Spot each line in the records below where the word "Class" occurs, then copy it.

─── STORED RECORDS

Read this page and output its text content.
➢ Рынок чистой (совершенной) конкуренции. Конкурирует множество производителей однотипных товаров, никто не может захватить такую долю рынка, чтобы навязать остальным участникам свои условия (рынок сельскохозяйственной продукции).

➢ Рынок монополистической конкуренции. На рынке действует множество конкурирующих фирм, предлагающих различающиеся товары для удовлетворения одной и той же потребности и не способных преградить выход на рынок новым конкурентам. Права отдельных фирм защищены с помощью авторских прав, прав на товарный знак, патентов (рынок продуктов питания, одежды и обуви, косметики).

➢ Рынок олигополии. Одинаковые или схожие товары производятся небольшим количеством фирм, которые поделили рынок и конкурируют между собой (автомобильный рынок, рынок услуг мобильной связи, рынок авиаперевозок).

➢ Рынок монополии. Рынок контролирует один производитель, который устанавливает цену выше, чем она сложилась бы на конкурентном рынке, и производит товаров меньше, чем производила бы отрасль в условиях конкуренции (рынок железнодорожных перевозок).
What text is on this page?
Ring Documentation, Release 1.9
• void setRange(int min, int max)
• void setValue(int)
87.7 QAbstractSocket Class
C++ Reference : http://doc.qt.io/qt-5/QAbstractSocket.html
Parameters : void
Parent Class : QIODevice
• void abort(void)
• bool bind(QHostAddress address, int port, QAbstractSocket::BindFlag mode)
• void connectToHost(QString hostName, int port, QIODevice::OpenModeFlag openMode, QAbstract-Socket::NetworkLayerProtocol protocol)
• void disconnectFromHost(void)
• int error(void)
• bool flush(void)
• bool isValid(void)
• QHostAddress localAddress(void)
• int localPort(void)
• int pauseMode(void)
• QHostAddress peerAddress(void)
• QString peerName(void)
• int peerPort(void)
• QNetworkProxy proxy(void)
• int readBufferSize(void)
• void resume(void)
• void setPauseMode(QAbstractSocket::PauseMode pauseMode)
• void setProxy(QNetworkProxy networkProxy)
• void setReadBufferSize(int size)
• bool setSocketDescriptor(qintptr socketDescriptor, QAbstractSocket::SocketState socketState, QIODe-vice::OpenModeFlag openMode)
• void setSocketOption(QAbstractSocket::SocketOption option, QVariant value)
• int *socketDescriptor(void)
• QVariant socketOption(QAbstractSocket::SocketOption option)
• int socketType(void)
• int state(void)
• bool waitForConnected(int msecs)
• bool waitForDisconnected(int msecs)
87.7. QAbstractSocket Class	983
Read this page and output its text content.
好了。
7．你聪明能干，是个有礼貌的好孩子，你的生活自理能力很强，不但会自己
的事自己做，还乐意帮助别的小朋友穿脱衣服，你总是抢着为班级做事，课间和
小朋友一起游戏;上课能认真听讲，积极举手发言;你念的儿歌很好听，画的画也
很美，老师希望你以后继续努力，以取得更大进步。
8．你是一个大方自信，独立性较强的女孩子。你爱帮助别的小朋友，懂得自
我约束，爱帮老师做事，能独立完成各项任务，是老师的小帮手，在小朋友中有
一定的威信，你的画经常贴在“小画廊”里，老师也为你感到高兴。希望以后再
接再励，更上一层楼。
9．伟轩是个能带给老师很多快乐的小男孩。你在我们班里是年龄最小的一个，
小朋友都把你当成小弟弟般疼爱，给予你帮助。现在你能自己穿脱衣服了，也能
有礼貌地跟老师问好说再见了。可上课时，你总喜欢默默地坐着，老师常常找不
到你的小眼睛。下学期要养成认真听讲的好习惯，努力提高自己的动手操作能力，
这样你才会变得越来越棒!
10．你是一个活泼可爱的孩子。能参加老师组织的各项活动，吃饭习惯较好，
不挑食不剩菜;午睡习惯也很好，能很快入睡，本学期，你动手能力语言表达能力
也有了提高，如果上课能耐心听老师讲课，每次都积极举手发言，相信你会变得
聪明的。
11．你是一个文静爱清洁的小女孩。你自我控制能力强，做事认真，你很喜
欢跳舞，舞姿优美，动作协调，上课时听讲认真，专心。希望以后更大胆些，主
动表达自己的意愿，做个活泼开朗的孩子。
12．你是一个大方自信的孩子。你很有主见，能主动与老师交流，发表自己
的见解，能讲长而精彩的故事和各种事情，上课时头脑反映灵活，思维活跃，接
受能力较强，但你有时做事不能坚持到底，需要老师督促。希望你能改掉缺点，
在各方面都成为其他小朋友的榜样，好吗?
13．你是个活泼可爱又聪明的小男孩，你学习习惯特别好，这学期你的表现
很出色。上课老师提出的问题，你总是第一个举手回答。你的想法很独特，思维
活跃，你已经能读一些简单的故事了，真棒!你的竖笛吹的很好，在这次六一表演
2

──────

ANSWER IN FULL:
87.7 QAbstractSocket Class
Parent Class : QIODevice
87.7. QAbstractSocket Class	983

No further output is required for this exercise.